## Extracted information
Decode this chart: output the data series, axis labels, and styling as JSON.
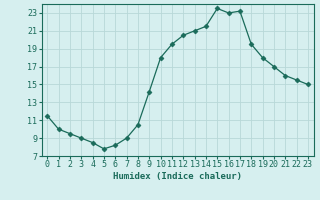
{
  "x": [
    0,
    1,
    2,
    3,
    4,
    5,
    6,
    7,
    8,
    9,
    10,
    11,
    12,
    13,
    14,
    15,
    16,
    17,
    18,
    19,
    20,
    21,
    22,
    23
  ],
  "y": [
    11.5,
    10.0,
    9.5,
    9.0,
    8.5,
    7.8,
    8.2,
    9.0,
    10.5,
    14.2,
    18.0,
    19.5,
    20.5,
    21.0,
    21.5,
    23.5,
    23.0,
    23.2,
    19.5,
    18.0,
    17.0,
    16.0,
    15.5,
    15.0
  ],
  "line_color": "#1a6b5a",
  "marker": "D",
  "marker_size": 2.5,
  "bg_color": "#d6efef",
  "grid_color": "#b8d8d8",
  "xlabel": "Humidex (Indice chaleur)",
  "xlim": [
    -0.5,
    23.5
  ],
  "ylim": [
    7,
    24
  ],
  "yticks": [
    7,
    9,
    11,
    13,
    15,
    17,
    19,
    21,
    23
  ],
  "xticks": [
    0,
    1,
    2,
    3,
    4,
    5,
    6,
    7,
    8,
    9,
    10,
    11,
    12,
    13,
    14,
    15,
    16,
    17,
    18,
    19,
    20,
    21,
    22,
    23
  ],
  "label_fontsize": 6.5,
  "tick_fontsize": 6.0
}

## What is asked
Keep the pictures out of your copy, and repeat every entry above exactly.

## Answer to this task
Decode this chart: output the data series, axis labels, and styling as JSON.
{
  "x": [
    0,
    1,
    2,
    3,
    4,
    5,
    6,
    7,
    8,
    9,
    10,
    11,
    12,
    13,
    14,
    15,
    16,
    17,
    18,
    19,
    20,
    21,
    22,
    23
  ],
  "y": [
    11.5,
    10.0,
    9.5,
    9.0,
    8.5,
    7.8,
    8.2,
    9.0,
    10.5,
    14.2,
    18.0,
    19.5,
    20.5,
    21.0,
    21.5,
    23.5,
    23.0,
    23.2,
    19.5,
    18.0,
    17.0,
    16.0,
    15.5,
    15.0
  ],
  "line_color": "#1a6b5a",
  "marker": "D",
  "marker_size": 2.5,
  "bg_color": "#d6efef",
  "grid_color": "#b8d8d8",
  "xlabel": "Humidex (Indice chaleur)",
  "xlim": [
    -0.5,
    23.5
  ],
  "ylim": [
    7,
    24
  ],
  "yticks": [
    7,
    9,
    11,
    13,
    15,
    17,
    19,
    21,
    23
  ],
  "xticks": [
    0,
    1,
    2,
    3,
    4,
    5,
    6,
    7,
    8,
    9,
    10,
    11,
    12,
    13,
    14,
    15,
    16,
    17,
    18,
    19,
    20,
    21,
    22,
    23
  ],
  "label_fontsize": 6.5,
  "tick_fontsize": 6.0
}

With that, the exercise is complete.